**Requirement:** The records should be repeated word for word, pictures excluded.
== Dataset extract
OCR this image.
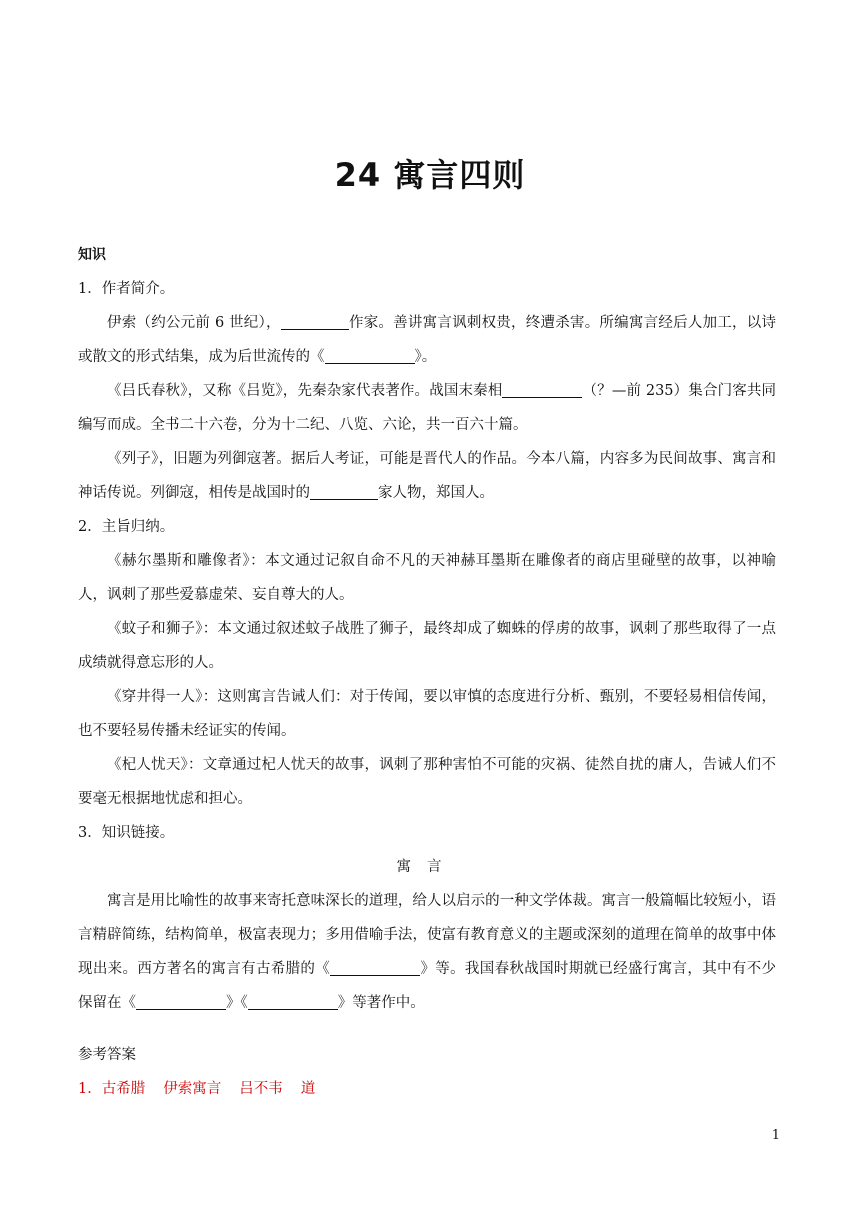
24 寓言四则
知识
1．作者简介。
伊索（约公元前 6 世纪），	作家。善讲寓言讽刺权贵，终遭杀害。所编寓言经后人加工，以诗或散文的形式结集，成为后世流传的《	》。
《吕氏春秋》，又称《吕览》，先秦杂家代表著作。战国末秦相	（？—前 235）集合门客共同编写而成。全书二十六卷，分为十二纪、八览、六论，共一百六十篇。
《列子》，旧题为列御寇著。据后人考证，可能是晋代人的作品。今本八篇，内容多为民间故事、寓言和神话传说。列御寇，相传是战国时的	家人物，郑国人。
2．主旨归纳。
《赫尔墨斯和雕像者》：本文通过记叙自命不凡的天神赫耳墨斯在雕像者的商店里碰壁的故事，以神喻人，讽刺了那些爱慕虚荣、妄自尊大的人。
《蚊子和狮子》：本文通过叙述蚊子战胜了狮子，最终却成了蜘蛛的俘虏的故事，讽刺了那些取得了一点成绩就得意忘形的人。
《穿井得一人》：这则寓言告诫人们：对于传闻，要以审慎的态度进行分析、甄别，不要轻易相信传闻，也不要轻易传播未经证实的传闻。
《杞人忧天》：文章通过杞人忧天的故事，讽刺了那种害怕不可能的灾祸、徒然自扰的庸人，告诫人们不要毫无根据地忧虑和担心。
3．知识链接。
寓言
寓言是用比喻性的故事来寄托意味深长的道理，给人以启示的一种文学体裁。寓言一般篇幅比较短小，语言精辟简练，结构简单，极富表现力；多用借喻手法，使富有教育意义的主题或深刻的道理在简单的故事中体现出来。西方著名的寓言有古希腊的《	》等。我国春秋战国时期就已经盛行寓言，其中有不少保留在《	》《	》等著作中。
参考答案
1．古希腊 伊索寓言 吕不韦 道
1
====
**The result:**
OCR this image.
24 寓言四则
知识
1．作者简介。
伊索（约公元前 6 世纪），	作家。善讲寓言讽刺权贵，终遭杀害。所编寓言经后人加工，以诗或散文的形式结集，成为后世流传的《	》。
《吕氏春秋》，又称《吕览》，先秦杂家代表著作。战国末秦相	（？—前 235）集合门客共同编写而成。全书二十六卷，分为十二纪、八览、六论，共一百六十篇。
《列子》，旧题为列御寇著。据后人考证，可能是晋代人的作品。今本八篇，内容多为民间故事、寓言和神话传说。列御寇，相传是战国时的	家人物，郑国人。
2．主旨归纳。
《赫尔墨斯和雕像者》：本文通过记叙自命不凡的天神赫耳墨斯在雕像者的商店里碰壁的故事，以神喻人，讽刺了那些爱慕虚荣、妄自尊大的人。
《蚊子和狮子》：本文通过叙述蚊子战胜了狮子，最终却成了蜘蛛的俘虏的故事，讽刺了那些取得了一点成绩就得意忘形的人。
《穿井得一人》：这则寓言告诫人们：对于传闻，要以审慎的态度进行分析、甄别，不要轻易相信传闻，也不要轻易传播未经证实的传闻。
《杞人忧天》：文章通过杞人忧天的故事，讽刺了那种害怕不可能的灾祸、徒然自扰的庸人，告诫人们不要毫无根据地忧虑和担心。
3．知识链接。
寓言
寓言是用比喻性的故事来寄托意味深长的道理，给人以启示的一种文学体裁。寓言一般篇幅比较短小，语言精辟简练，结构简单，极富表现力；多用借喻手法，使富有教育意义的主题或深刻的道理在简单的故事中体现出来。西方著名的寓言有古希腊的《	》等。我国春秋战国时期就已经盛行寓言，其中有不少保留在《	》《	》等著作中。
参考答案
1．古希腊 伊索寓言 吕不韦 道
1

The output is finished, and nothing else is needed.